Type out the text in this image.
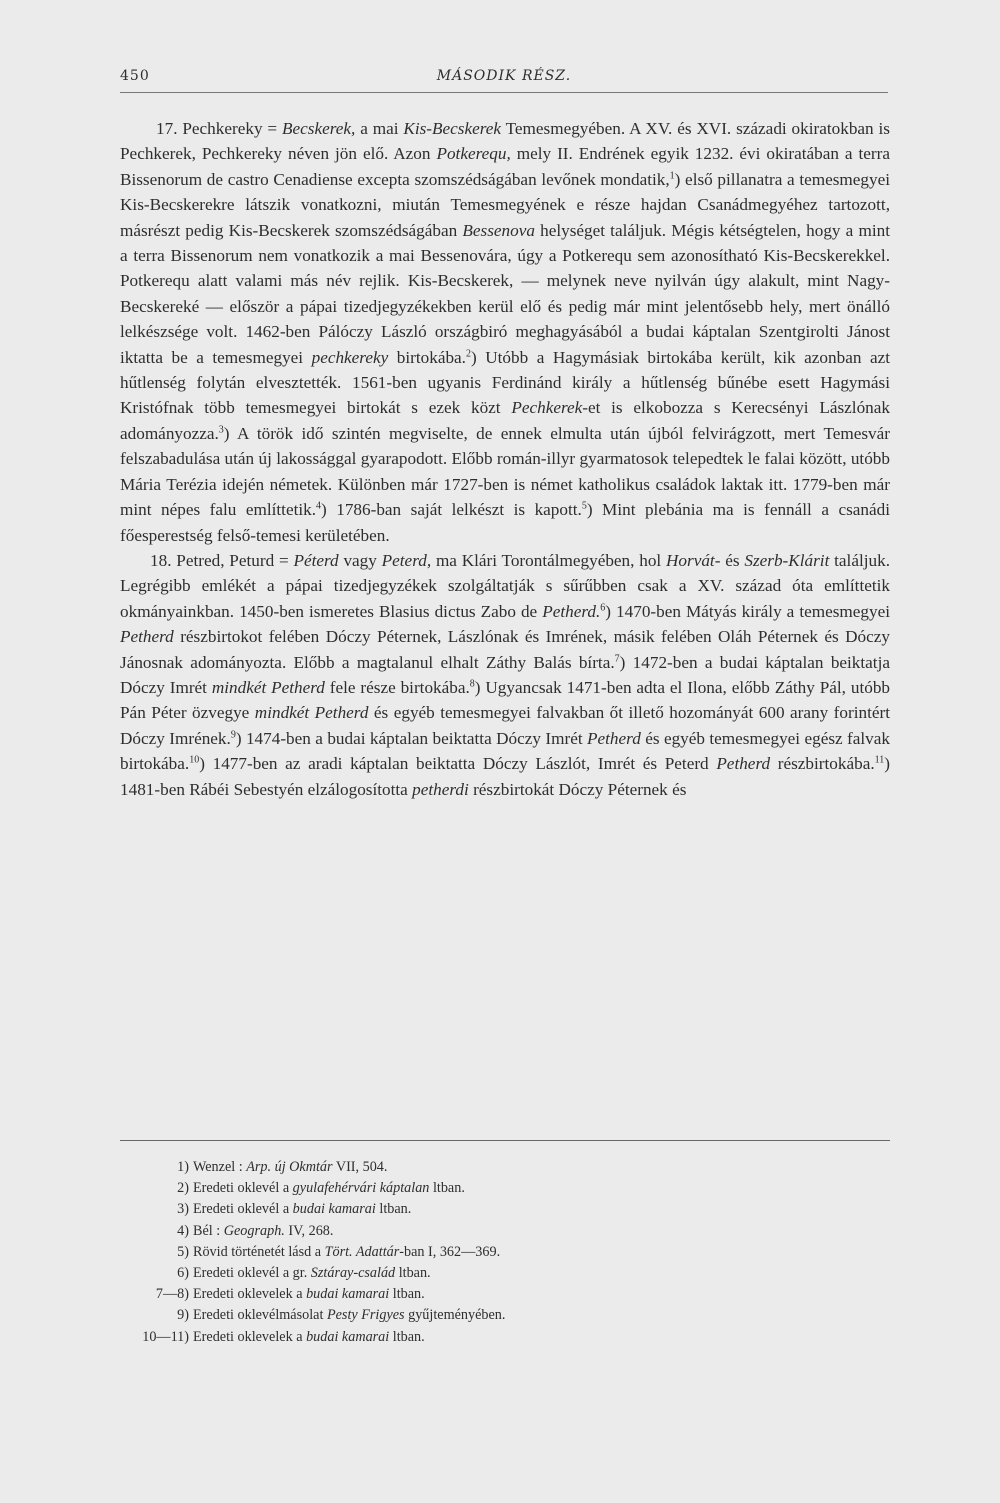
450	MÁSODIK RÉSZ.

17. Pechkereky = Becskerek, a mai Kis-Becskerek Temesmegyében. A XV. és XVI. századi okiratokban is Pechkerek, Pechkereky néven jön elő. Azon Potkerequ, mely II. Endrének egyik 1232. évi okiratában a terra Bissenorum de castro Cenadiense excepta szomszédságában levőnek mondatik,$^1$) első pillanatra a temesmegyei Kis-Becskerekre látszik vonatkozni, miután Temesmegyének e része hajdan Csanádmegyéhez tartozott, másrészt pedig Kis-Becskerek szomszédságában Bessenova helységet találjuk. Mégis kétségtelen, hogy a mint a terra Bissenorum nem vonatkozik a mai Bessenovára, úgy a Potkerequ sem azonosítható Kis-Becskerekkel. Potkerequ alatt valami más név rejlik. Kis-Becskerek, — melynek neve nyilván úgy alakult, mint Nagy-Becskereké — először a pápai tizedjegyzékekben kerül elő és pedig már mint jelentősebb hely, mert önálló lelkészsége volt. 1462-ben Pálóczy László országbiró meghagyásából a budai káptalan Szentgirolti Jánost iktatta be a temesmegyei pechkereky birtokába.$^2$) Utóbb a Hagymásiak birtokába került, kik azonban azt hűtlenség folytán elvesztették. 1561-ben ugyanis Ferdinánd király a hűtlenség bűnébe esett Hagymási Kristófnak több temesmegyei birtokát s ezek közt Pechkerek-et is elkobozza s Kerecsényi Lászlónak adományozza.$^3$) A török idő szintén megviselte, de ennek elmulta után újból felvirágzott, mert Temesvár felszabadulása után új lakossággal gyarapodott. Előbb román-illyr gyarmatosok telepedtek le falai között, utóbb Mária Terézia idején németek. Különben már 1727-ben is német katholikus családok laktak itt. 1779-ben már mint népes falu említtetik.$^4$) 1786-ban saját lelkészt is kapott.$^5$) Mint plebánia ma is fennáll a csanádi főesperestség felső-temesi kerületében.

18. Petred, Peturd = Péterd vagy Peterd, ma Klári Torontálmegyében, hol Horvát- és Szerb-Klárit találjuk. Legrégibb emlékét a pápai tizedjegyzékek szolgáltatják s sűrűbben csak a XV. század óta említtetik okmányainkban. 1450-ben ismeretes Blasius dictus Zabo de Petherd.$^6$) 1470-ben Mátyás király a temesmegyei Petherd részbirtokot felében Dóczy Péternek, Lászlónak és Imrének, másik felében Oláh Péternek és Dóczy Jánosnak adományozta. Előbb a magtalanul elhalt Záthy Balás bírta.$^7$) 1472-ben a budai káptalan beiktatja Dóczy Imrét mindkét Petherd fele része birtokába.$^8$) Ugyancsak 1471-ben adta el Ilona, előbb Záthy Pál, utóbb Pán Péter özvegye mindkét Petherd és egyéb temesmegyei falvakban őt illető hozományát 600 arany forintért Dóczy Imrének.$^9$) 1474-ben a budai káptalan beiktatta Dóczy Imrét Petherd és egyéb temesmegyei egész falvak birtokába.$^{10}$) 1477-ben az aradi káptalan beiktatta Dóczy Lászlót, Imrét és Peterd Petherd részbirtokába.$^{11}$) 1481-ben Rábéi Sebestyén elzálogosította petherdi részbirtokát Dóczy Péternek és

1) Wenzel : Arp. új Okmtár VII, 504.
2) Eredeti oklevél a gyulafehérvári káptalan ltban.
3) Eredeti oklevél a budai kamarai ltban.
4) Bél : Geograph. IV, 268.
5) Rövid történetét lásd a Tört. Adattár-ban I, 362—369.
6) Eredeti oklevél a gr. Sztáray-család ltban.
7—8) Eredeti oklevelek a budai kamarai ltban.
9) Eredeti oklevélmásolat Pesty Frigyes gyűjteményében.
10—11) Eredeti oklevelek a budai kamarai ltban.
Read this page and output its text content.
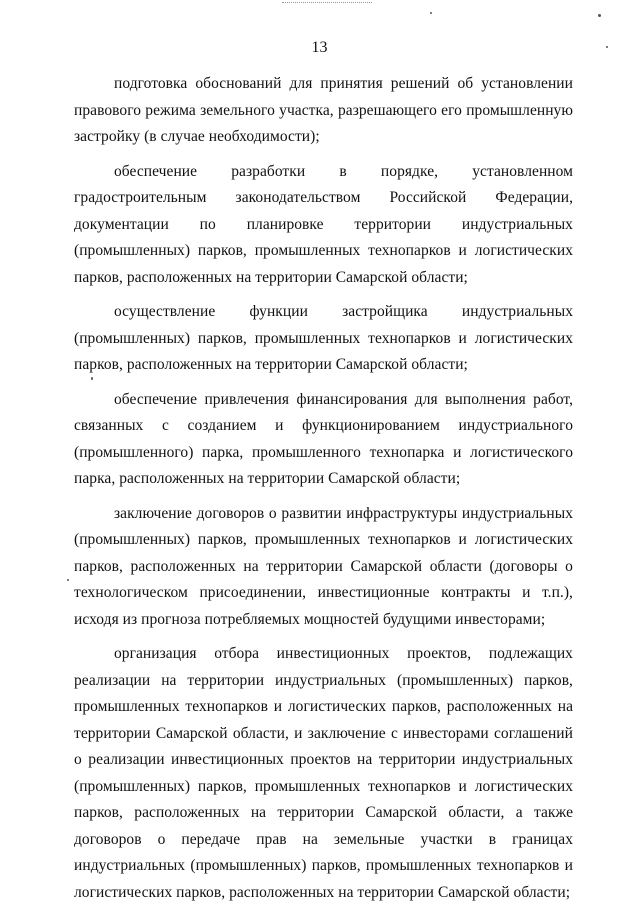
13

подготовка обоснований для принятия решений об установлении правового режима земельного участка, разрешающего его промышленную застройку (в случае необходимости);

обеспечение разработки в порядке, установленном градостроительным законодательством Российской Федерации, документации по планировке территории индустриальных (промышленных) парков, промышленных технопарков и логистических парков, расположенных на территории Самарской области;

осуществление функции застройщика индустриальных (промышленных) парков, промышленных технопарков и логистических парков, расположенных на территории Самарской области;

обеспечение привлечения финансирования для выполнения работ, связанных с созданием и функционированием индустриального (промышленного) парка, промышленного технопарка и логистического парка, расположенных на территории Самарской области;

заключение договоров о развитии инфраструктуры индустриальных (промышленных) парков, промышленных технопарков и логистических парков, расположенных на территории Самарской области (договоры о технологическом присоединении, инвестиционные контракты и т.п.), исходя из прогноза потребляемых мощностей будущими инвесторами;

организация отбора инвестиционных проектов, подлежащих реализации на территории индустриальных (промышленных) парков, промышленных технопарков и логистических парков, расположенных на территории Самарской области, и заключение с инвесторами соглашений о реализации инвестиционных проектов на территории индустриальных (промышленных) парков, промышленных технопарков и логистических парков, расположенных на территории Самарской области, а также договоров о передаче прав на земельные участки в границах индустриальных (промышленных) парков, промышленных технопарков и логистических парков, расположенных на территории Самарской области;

+ + +

### Task to carry out:
Repeat the records above exactly, omitting every picture.

### Correct answer:
Type out the text in this image.
450	MÁSODIK RÉSZ.

17. Pechkereky = Becskerek, a mai Kis-Becskerek Temesmegyében. A XV. és XVI. századi okiratokban is Pechkerek, Pechkereky néven jön elő. Azon Potkerequ, mely II. Endrének egyik 1232. évi okiratában a terra Bissenorum de castro Cenadiense excepta szomszédságában levőnek mondatik,$^1$) első pillanatra a temesmegyei Kis-Becskerekre látszik vonatkozni, miután Temesmegyének e része hajdan Csanádmegyéhez tartozott, másrészt pedig Kis-Becskerek szomszédságában Bessenova helységet találjuk. Mégis kétségtelen, hogy a mint a terra Bissenorum nem vonatkozik a mai Bessenovára, úgy a Potkerequ sem azonosítható Kis-Becskerekkel. Potkerequ alatt valami más név rejlik. Kis-Becskerek, — melynek neve nyilván úgy alakult, mint Nagy-Becskereké — először a pápai tizedjegyzékekben kerül elő és pedig már mint jelentősebb hely, mert önálló lelkészsége volt. 1462-ben Pálóczy László országbiró meghagyásából a budai káptalan Szentgirolti Jánost iktatta be a temesmegyei pechkereky birtokába.$^2$) Utóbb a Hagymásiak birtokába került, kik azonban azt hűtlenség folytán elvesztették. 1561-ben ugyanis Ferdinánd király a hűtlenség bűnébe esett Hagymási Kristófnak több temesmegyei birtokát s ezek közt Pechkerek-et is elkobozza s Kerecsényi Lászlónak adományozza.$^3$) A török idő szintén megviselte, de ennek elmulta után újból felvirágzott, mert Temesvár felszabadulása után új lakossággal gyarapodott. Előbb román-illyr gyarmatosok telepedtek le falai között, utóbb Mária Terézia idején németek. Különben már 1727-ben is német katholikus családok laktak itt. 1779-ben már mint népes falu említtetik.$^4$) 1786-ban saját lelkészt is kapott.$^5$) Mint plebánia ma is fennáll a csanádi főesperestség felső-temesi kerületében.

18. Petred, Peturd = Péterd vagy Peterd, ma Klári Torontálmegyében, hol Horvát- és Szerb-Klárit találjuk. Legrégibb emlékét a pápai tizedjegyzékek szolgáltatják s sűrűbben csak a XV. század óta említtetik okmányainkban. 1450-ben ismeretes Blasius dictus Zabo de Petherd.$^6$) 1470-ben Mátyás király a temesmegyei Petherd részbirtokot felében Dóczy Péternek, Lászlónak és Imrének, másik felében Oláh Péternek és Dóczy Jánosnak adományozta. Előbb a magtalanul elhalt Záthy Balás bírta.$^7$) 1472-ben a budai káptalan beiktatja Dóczy Imrét mindkét Petherd fele része birtokába.$^8$) Ugyancsak 1471-ben adta el Ilona, előbb Záthy Pál, utóbb Pán Péter özvegye mindkét Petherd és egyéb temesmegyei falvakban őt illető hozományát 600 arany forintért Dóczy Imrének.$^9$) 1474-ben a budai káptalan beiktatta Dóczy Imrét Petherd és egyéb temesmegyei egész falvak birtokába.$^{10}$) 1477-ben az aradi káptalan beiktatta Dóczy Lászlót, Imrét és Peterd Petherd részbirtokába.$^{11}$) 1481-ben Rábéi Sebestyén elzálogosította petherdi részbirtokát Dóczy Péternek és

1) Wenzel : Arp. új Okmtár VII, 504.
2) Eredeti oklevél a gyulafehérvári káptalan ltban.
3) Eredeti oklevél a budai kamarai ltban.
4) Bél : Geograph. IV, 268.
5) Rövid történetét lásd a Tört. Adattár-ban I, 362—369.
6) Eredeti oklevél a gr. Sztáray-család ltban.
7—8) Eredeti oklevelek a budai kamarai ltban.
9) Eredeti oklevélmásolat Pesty Frigyes gyűjteményében.
10—11) Eredeti oklevelek a budai kamarai ltban.
Read this page and output its text content.
13

подготовка обоснований для принятия решений об установлении правового режима земельного участка, разрешающего его промышленную застройку (в случае необходимости);

обеспечение разработки в порядке, установленном градостроительным законодательством Российской Федерации, документации по планировке территории индустриальных (промышленных) парков, промышленных технопарков и логистических парков, расположенных на территории Самарской области;

осуществление функции застройщика индустриальных (промышленных) парков, промышленных технопарков и логистических парков, расположенных на территории Самарской области;

обеспечение привлечения финансирования для выполнения работ, связанных с созданием и функционированием индустриального (промышленного) парка, промышленного технопарка и логистического парка, расположенных на территории Самарской области;

заключение договоров о развитии инфраструктуры индустриальных (промышленных) парков, промышленных технопарков и логистических парков, расположенных на территории Самарской области (договоры о технологическом присоединении, инвестиционные контракты и т.п.), исходя из прогноза потребляемых мощностей будущими инвесторами;

организация отбора инвестиционных проектов, подлежащих реализации на территории индустриальных (промышленных) парков, промышленных технопарков и логистических парков, расположенных на территории Самарской области, и заключение с инвесторами соглашений о реализации инвестиционных проектов на территории индустриальных (промышленных) парков, промышленных технопарков и логистических парков, расположенных на территории Самарской области, а также договоров о передаче прав на земельные участки в границах индустриальных (промышленных) парков, промышленных технопарков и логистических парков, расположенных на территории Самарской области;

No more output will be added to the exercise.